# TASK DATA
———

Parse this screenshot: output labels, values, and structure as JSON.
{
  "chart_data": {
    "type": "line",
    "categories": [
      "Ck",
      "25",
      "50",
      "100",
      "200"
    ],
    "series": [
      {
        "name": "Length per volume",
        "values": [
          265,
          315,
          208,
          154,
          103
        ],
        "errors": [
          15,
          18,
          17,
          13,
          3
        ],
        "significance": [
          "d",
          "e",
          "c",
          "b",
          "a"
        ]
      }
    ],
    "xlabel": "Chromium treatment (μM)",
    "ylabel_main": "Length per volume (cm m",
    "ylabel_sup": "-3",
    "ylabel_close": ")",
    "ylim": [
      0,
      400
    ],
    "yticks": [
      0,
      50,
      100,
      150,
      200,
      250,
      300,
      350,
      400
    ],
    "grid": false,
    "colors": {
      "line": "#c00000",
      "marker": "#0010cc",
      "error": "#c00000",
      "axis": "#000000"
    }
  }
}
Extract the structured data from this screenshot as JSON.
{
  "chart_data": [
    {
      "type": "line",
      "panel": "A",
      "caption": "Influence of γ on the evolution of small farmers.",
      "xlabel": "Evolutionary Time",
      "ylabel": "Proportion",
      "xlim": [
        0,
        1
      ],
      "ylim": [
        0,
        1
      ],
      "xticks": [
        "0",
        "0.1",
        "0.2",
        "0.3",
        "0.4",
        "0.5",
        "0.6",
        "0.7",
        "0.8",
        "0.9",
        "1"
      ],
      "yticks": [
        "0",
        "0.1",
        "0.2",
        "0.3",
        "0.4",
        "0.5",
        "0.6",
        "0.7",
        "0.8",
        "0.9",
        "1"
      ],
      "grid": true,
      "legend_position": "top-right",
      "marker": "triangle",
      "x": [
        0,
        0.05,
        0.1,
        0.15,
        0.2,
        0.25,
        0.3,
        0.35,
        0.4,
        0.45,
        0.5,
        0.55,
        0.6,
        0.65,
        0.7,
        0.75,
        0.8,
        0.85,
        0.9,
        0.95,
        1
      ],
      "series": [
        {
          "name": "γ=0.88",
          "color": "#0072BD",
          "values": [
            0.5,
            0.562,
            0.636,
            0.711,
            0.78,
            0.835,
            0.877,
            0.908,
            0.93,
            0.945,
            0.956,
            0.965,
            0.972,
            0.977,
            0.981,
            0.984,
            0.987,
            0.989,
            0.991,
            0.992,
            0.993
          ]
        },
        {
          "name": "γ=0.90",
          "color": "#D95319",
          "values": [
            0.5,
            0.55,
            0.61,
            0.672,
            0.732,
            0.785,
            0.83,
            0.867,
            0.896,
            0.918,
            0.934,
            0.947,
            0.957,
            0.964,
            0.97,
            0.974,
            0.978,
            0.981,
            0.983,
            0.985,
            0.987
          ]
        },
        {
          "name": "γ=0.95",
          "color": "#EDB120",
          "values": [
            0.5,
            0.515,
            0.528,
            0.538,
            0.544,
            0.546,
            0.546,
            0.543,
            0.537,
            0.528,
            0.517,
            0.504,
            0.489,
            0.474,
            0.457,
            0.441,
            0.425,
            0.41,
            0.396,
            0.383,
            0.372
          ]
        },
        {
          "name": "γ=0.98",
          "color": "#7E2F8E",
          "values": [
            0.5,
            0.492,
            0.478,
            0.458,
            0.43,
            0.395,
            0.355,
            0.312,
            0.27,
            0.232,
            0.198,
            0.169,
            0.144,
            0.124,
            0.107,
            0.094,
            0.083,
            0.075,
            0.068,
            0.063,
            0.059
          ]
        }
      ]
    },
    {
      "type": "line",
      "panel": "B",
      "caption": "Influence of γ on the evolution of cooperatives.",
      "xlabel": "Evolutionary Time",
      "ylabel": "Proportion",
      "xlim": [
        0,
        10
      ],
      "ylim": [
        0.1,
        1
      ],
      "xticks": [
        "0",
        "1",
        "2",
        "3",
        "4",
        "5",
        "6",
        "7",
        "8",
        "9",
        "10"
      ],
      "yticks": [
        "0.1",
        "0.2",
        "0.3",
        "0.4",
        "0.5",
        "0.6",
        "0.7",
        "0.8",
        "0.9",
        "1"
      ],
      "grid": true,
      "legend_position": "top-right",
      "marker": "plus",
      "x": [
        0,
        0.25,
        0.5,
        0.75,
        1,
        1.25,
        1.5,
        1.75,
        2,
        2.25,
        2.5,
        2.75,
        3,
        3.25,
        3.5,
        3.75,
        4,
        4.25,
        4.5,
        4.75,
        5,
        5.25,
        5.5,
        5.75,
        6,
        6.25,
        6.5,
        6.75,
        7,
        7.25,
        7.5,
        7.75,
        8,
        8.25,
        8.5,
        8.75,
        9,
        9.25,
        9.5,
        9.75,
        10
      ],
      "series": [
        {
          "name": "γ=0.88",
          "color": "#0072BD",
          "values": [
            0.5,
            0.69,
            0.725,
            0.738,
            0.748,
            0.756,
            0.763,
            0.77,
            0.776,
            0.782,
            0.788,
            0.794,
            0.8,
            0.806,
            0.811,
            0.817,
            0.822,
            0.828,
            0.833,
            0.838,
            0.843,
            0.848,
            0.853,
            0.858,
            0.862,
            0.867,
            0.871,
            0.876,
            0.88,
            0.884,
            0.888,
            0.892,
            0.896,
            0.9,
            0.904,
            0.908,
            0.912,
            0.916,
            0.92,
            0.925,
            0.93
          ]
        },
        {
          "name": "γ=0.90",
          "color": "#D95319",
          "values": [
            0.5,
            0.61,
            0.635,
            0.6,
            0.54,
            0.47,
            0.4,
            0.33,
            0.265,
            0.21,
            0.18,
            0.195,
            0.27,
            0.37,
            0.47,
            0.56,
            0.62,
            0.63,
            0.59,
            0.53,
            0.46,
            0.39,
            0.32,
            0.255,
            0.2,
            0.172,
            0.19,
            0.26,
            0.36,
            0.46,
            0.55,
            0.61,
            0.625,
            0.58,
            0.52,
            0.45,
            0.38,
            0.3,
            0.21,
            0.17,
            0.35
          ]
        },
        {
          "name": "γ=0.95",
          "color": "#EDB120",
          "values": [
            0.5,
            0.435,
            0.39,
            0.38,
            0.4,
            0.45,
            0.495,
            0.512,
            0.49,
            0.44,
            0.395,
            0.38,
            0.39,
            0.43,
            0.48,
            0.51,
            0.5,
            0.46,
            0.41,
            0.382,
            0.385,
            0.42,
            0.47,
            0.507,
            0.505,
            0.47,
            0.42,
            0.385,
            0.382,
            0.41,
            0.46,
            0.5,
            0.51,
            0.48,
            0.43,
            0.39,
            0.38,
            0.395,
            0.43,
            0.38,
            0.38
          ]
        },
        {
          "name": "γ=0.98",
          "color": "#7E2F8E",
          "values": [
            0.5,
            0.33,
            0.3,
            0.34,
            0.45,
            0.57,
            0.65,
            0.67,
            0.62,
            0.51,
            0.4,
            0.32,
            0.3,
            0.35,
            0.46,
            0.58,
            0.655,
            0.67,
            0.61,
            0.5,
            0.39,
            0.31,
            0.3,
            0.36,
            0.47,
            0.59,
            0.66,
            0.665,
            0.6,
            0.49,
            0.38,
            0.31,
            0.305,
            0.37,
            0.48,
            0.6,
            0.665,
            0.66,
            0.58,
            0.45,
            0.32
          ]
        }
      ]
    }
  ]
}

———

# PROBLEM DETAILS
Quote the data above in full, changing nothing.

# SOLUTION FOR THIS TASK
Parse this screenshot: output labels, values, and structure as JSON.
{
  "chart_data": {
    "type": "line",
    "categories": [
      "Ck",
      "25",
      "50",
      "100",
      "200"
    ],
    "series": [
      {
        "name": "Length per volume",
        "values": [
          265,
          315,
          208,
          154,
          103
        ],
        "errors": [
          15,
          18,
          17,
          13,
          3
        ],
        "significance": [
          "d",
          "e",
          "c",
          "b",
          "a"
        ]
      }
    ],
    "xlabel": "Chromium treatment (μM)",
    "ylabel_main": "Length per volume (cm m",
    "ylabel_sup": "-3",
    "ylabel_close": ")",
    "ylim": [
      0,
      400
    ],
    "yticks": [
      0,
      50,
      100,
      150,
      200,
      250,
      300,
      350,
      400
    ],
    "grid": false,
    "colors": {
      "line": "#c00000",
      "marker": "#0010cc",
      "error": "#c00000",
      "axis": "#000000"
    }
  }
}
Extract the structured data from this screenshot as JSON.
{
  "chart_data": [
    {
      "type": "line",
      "panel": "A",
      "caption": "Influence of γ on the evolution of small farmers.",
      "xlabel": "Evolutionary Time",
      "ylabel": "Proportion",
      "xlim": [
        0,
        1
      ],
      "ylim": [
        0,
        1
      ],
      "xticks": [
        "0",
        "0.1",
        "0.2",
        "0.3",
        "0.4",
        "0.5",
        "0.6",
        "0.7",
        "0.8",
        "0.9",
        "1"
      ],
      "yticks": [
        "0",
        "0.1",
        "0.2",
        "0.3",
        "0.4",
        "0.5",
        "0.6",
        "0.7",
        "0.8",
        "0.9",
        "1"
      ],
      "grid": true,
      "legend_position": "top-right",
      "marker": "triangle",
      "x": [
        0,
        0.05,
        0.1,
        0.15,
        0.2,
        0.25,
        0.3,
        0.35,
        0.4,
        0.45,
        0.5,
        0.55,
        0.6,
        0.65,
        0.7,
        0.75,
        0.8,
        0.85,
        0.9,
        0.95,
        1
      ],
      "series": [
        {
          "name": "γ=0.88",
          "color": "#0072BD",
          "values": [
            0.5,
            0.562,
            0.636,
            0.711,
            0.78,
            0.835,
            0.877,
            0.908,
            0.93,
            0.945,
            0.956,
            0.965,
            0.972,
            0.977,
            0.981,
            0.984,
            0.987,
            0.989,
            0.991,
            0.992,
            0.993
          ]
        },
        {
          "name": "γ=0.90",
          "color": "#D95319",
          "values": [
            0.5,
            0.55,
            0.61,
            0.672,
            0.732,
            0.785,
            0.83,
            0.867,
            0.896,
            0.918,
            0.934,
            0.947,
            0.957,
            0.964,
            0.97,
            0.974,
            0.978,
            0.981,
            0.983,
            0.985,
            0.987
          ]
        },
        {
          "name": "γ=0.95",
          "color": "#EDB120",
          "values": [
            0.5,
            0.515,
            0.528,
            0.538,
            0.544,
            0.546,
            0.546,
            0.543,
            0.537,
            0.528,
            0.517,
            0.504,
            0.489,
            0.474,
            0.457,
            0.441,
            0.425,
            0.41,
            0.396,
            0.383,
            0.372
          ]
        },
        {
          "name": "γ=0.98",
          "color": "#7E2F8E",
          "values": [
            0.5,
            0.492,
            0.478,
            0.458,
            0.43,
            0.395,
            0.355,
            0.312,
            0.27,
            0.232,
            0.198,
            0.169,
            0.144,
            0.124,
            0.107,
            0.094,
            0.083,
            0.075,
            0.068,
            0.063,
            0.059
          ]
        }
      ]
    },
    {
      "type": "line",
      "panel": "B",
      "caption": "Influence of γ on the evolution of cooperatives.",
      "xlabel": "Evolutionary Time",
      "ylabel": "Proportion",
      "xlim": [
        0,
        10
      ],
      "ylim": [
        0.1,
        1
      ],
      "xticks": [
        "0",
        "1",
        "2",
        "3",
        "4",
        "5",
        "6",
        "7",
        "8",
        "9",
        "10"
      ],
      "yticks": [
        "0.1",
        "0.2",
        "0.3",
        "0.4",
        "0.5",
        "0.6",
        "0.7",
        "0.8",
        "0.9",
        "1"
      ],
      "grid": true,
      "legend_position": "top-right",
      "marker": "plus",
      "x": [
        0,
        0.25,
        0.5,
        0.75,
        1,
        1.25,
        1.5,
        1.75,
        2,
        2.25,
        2.5,
        2.75,
        3,
        3.25,
        3.5,
        3.75,
        4,
        4.25,
        4.5,
        4.75,
        5,
        5.25,
        5.5,
        5.75,
        6,
        6.25,
        6.5,
        6.75,
        7,
        7.25,
        7.5,
        7.75,
        8,
        8.25,
        8.5,
        8.75,
        9,
        9.25,
        9.5,
        9.75,
        10
      ],
      "series": [
        {
          "name": "γ=0.88",
          "color": "#0072BD",
          "values": [
            0.5,
            0.69,
            0.725,
            0.738,
            0.748,
            0.756,
            0.763,
            0.77,
            0.776,
            0.782,
            0.788,
            0.794,
            0.8,
            0.806,
            0.811,
            0.817,
            0.822,
            0.828,
            0.833,
            0.838,
            0.843,
            0.848,
            0.853,
            0.858,
            0.862,
            0.867,
            0.871,
            0.876,
            0.88,
            0.884,
            0.888,
            0.892,
            0.896,
            0.9,
            0.904,
            0.908,
            0.912,
            0.916,
            0.92,
            0.925,
            0.93
          ]
        },
        {
          "name": "γ=0.90",
          "color": "#D95319",
          "values": [
            0.5,
            0.61,
            0.635,
            0.6,
            0.54,
            0.47,
            0.4,
            0.33,
            0.265,
            0.21,
            0.18,
            0.195,
            0.27,
            0.37,
            0.47,
            0.56,
            0.62,
            0.63,
            0.59,
            0.53,
            0.46,
            0.39,
            0.32,
            0.255,
            0.2,
            0.172,
            0.19,
            0.26,
            0.36,
            0.46,
            0.55,
            0.61,
            0.625,
            0.58,
            0.52,
            0.45,
            0.38,
            0.3,
            0.21,
            0.17,
            0.35
          ]
        },
        {
          "name": "γ=0.95",
          "color": "#EDB120",
          "values": [
            0.5,
            0.435,
            0.39,
            0.38,
            0.4,
            0.45,
            0.495,
            0.512,
            0.49,
            0.44,
            0.395,
            0.38,
            0.39,
            0.43,
            0.48,
            0.51,
            0.5,
            0.46,
            0.41,
            0.382,
            0.385,
            0.42,
            0.47,
            0.507,
            0.505,
            0.47,
            0.42,
            0.385,
            0.382,
            0.41,
            0.46,
            0.5,
            0.51,
            0.48,
            0.43,
            0.39,
            0.38,
            0.395,
            0.43,
            0.38,
            0.38
          ]
        },
        {
          "name": "γ=0.98",
          "color": "#7E2F8E",
          "values": [
            0.5,
            0.33,
            0.3,
            0.34,
            0.45,
            0.57,
            0.65,
            0.67,
            0.62,
            0.51,
            0.4,
            0.32,
            0.3,
            0.35,
            0.46,
            0.58,
            0.655,
            0.67,
            0.61,
            0.5,
            0.39,
            0.31,
            0.3,
            0.36,
            0.47,
            0.59,
            0.66,
            0.665,
            0.6,
            0.49,
            0.38,
            0.31,
            0.305,
            0.37,
            0.48,
            0.6,
            0.665,
            0.66,
            0.58,
            0.45,
            0.32
          ]
        }
      ]
    }
  ]
}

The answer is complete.